### What to work on
Please return the listing below unchanged, from its first line through the line with "- scatter-dot: [446, 181, 450, 185]", including that line.

### Listed entries
====================

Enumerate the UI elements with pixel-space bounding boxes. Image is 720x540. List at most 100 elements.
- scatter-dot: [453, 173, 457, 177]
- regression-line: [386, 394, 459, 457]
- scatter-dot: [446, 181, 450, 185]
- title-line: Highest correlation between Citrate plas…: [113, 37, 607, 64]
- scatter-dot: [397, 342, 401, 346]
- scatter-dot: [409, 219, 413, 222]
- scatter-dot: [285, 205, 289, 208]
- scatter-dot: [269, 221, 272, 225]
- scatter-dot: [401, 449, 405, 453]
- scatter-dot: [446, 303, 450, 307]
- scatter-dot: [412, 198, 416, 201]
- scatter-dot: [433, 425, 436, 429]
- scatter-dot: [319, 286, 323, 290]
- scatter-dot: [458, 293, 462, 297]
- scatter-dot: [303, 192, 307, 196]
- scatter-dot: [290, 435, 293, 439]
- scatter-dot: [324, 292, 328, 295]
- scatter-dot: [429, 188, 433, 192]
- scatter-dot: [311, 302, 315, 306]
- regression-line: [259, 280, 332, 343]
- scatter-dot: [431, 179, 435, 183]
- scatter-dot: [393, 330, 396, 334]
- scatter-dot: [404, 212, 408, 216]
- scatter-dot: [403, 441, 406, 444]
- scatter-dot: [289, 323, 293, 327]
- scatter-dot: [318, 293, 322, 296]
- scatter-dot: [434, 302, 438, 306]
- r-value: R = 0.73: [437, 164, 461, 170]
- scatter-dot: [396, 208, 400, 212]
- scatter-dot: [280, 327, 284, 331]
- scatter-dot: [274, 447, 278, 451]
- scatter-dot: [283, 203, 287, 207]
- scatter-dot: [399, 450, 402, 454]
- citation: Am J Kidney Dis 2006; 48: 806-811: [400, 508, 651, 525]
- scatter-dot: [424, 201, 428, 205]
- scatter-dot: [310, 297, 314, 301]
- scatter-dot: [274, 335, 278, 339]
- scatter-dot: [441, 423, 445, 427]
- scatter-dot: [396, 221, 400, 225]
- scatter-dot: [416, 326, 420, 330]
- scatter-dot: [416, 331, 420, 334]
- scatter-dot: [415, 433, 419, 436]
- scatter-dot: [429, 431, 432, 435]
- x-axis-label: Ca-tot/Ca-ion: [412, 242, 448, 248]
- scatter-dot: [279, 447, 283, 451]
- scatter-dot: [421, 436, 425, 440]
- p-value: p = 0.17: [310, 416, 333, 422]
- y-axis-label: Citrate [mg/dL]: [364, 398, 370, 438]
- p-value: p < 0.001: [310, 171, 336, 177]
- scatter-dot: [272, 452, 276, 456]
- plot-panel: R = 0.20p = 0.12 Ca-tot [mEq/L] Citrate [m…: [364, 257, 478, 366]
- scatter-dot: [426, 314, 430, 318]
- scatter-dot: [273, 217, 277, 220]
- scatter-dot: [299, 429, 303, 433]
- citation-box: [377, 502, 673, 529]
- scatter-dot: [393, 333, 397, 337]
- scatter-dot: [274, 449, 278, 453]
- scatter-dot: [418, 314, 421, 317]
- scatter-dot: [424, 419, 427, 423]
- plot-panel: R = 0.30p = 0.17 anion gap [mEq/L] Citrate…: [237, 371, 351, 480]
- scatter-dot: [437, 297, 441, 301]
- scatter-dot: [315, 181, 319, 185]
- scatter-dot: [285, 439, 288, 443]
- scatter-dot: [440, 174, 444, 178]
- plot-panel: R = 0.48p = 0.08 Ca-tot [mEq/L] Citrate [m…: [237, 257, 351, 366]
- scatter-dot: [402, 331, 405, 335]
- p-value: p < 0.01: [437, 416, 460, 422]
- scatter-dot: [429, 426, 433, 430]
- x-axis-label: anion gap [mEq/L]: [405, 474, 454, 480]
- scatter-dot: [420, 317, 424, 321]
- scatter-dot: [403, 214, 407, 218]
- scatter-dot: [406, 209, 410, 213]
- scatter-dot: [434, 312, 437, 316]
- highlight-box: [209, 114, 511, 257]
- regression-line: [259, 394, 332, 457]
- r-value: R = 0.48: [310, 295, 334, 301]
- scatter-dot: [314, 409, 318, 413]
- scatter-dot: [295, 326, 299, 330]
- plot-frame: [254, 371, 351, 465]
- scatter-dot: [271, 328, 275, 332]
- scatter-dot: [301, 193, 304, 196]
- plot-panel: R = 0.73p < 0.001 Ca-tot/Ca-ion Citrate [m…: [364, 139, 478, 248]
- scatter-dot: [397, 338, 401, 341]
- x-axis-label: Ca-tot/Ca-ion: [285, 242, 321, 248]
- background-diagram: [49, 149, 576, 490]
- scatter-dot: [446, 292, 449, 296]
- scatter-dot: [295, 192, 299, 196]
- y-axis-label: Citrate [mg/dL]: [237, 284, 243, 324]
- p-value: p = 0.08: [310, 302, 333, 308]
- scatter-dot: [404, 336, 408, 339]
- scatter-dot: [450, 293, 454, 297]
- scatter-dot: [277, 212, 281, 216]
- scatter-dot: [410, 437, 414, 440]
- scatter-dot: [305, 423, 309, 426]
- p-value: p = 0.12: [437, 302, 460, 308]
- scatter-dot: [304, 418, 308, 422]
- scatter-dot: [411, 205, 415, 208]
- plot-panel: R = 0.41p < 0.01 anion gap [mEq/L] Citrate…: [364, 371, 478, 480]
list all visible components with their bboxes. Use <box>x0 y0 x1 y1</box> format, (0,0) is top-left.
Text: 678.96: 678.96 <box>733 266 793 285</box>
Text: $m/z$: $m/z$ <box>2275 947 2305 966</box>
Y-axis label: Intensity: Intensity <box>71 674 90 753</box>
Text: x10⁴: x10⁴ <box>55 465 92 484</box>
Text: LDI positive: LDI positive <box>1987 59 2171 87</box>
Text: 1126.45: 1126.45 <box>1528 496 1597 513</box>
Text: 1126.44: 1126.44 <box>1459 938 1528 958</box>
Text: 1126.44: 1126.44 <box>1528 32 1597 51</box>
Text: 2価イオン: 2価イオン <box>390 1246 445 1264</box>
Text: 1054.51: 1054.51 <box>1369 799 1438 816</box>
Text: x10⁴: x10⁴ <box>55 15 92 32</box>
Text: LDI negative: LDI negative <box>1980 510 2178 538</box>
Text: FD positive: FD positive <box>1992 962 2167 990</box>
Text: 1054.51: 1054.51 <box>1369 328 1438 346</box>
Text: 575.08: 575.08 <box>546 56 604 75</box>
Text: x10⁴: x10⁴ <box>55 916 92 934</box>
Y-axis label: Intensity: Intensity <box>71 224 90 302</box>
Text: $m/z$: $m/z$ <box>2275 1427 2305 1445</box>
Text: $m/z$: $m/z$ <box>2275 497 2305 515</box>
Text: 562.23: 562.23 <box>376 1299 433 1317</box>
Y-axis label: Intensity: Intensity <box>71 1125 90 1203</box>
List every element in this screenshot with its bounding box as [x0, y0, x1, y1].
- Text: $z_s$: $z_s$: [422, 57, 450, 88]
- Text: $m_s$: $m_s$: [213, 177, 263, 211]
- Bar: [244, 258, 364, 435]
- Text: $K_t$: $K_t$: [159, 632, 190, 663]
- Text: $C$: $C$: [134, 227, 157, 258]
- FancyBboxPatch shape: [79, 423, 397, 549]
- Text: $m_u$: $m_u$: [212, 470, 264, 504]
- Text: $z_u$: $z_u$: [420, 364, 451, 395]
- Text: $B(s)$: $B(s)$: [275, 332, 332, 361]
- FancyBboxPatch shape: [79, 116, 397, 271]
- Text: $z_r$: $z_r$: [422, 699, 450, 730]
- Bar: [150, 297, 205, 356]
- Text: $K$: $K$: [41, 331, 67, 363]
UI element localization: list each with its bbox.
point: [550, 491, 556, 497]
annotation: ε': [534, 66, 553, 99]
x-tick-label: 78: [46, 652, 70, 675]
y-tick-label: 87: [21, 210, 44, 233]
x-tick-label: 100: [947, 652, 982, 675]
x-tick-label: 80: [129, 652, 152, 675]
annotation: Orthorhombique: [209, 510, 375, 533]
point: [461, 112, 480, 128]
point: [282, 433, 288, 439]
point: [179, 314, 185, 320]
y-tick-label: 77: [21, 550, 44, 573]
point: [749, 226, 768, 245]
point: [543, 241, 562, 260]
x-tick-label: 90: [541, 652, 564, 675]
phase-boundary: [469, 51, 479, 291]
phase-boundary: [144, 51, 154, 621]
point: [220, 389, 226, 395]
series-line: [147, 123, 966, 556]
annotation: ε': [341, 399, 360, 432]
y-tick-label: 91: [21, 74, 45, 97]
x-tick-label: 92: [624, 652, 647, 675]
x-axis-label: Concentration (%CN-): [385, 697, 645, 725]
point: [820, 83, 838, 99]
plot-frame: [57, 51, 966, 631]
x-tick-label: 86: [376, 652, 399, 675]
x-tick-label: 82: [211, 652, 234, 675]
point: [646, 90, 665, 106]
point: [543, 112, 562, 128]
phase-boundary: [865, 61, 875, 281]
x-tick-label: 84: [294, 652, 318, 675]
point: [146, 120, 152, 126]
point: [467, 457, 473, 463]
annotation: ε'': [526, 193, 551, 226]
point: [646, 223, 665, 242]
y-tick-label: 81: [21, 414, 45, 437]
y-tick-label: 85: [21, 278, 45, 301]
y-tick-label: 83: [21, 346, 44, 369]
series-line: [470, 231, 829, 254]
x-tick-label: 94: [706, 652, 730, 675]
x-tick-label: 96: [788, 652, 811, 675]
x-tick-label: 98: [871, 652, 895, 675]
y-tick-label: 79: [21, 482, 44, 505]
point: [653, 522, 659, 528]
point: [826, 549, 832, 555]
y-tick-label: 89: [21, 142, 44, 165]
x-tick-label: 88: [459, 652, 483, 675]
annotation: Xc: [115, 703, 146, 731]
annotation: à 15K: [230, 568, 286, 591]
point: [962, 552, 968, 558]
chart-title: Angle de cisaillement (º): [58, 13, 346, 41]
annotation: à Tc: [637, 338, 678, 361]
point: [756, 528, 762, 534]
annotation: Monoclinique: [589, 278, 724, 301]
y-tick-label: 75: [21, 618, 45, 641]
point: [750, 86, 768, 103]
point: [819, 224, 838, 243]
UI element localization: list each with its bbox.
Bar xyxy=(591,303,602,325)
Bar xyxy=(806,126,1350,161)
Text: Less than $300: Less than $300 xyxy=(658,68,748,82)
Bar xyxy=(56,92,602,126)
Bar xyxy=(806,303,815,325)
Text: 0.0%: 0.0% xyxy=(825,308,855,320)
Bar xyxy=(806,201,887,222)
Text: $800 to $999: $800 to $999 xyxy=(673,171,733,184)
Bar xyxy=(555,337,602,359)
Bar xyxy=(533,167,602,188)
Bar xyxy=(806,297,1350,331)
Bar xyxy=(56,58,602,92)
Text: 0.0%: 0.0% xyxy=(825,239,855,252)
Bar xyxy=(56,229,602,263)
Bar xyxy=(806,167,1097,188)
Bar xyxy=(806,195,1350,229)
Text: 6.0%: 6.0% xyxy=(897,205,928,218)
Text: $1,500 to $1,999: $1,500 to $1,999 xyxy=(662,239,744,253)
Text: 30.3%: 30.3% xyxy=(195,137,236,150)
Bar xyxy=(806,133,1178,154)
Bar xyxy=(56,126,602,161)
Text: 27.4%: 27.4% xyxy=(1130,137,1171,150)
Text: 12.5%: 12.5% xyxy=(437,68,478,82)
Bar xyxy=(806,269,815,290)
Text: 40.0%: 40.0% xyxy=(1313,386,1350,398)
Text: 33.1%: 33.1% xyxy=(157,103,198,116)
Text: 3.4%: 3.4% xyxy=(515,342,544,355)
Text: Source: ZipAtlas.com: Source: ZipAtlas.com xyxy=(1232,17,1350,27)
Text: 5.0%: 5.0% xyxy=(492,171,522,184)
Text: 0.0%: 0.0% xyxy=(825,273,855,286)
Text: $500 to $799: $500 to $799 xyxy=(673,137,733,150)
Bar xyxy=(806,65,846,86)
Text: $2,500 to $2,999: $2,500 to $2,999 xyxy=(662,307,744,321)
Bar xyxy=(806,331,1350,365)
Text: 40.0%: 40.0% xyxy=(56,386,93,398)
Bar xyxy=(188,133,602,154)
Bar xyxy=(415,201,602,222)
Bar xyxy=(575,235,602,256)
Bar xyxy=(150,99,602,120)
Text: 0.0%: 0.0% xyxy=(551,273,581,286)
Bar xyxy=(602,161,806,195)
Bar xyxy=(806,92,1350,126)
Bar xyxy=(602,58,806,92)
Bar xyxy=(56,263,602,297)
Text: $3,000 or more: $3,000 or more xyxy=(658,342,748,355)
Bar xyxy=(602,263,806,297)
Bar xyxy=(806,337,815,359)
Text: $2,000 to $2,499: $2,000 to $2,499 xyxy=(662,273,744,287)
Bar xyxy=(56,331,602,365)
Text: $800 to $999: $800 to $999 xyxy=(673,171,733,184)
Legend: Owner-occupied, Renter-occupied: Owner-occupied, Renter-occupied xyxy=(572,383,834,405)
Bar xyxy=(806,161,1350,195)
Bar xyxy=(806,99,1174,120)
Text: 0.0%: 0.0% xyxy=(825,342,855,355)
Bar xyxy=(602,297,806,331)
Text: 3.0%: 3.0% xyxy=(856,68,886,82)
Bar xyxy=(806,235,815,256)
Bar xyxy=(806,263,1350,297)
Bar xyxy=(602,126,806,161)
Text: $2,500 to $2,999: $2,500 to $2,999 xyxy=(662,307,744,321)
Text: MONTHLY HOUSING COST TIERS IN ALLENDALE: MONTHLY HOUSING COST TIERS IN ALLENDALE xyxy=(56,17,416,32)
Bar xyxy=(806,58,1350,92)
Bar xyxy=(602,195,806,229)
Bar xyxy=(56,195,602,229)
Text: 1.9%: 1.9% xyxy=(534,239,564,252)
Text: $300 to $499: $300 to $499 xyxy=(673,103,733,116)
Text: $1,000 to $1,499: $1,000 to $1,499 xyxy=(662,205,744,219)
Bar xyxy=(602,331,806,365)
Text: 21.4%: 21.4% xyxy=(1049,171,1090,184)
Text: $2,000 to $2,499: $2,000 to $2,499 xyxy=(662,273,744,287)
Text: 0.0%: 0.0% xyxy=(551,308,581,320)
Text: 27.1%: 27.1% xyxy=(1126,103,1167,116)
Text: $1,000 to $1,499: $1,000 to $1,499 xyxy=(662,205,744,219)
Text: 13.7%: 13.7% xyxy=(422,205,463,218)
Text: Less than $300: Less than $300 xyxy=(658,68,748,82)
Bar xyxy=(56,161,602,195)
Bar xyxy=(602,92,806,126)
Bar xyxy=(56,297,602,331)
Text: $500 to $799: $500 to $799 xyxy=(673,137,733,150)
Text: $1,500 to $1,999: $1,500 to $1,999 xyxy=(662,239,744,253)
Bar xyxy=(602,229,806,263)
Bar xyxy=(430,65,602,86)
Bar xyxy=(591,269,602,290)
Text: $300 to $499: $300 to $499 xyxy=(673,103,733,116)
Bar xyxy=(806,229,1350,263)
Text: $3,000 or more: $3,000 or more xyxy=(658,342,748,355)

====================

### Problem solution
Enumerate the UI elements with pixel-space bounding boxes. Image is 720x540. List at most 100 elements.
- scatter-dot: [453, 173, 457, 177]
- regression-line: [386, 394, 459, 457]
- scatter-dot: [446, 181, 450, 185]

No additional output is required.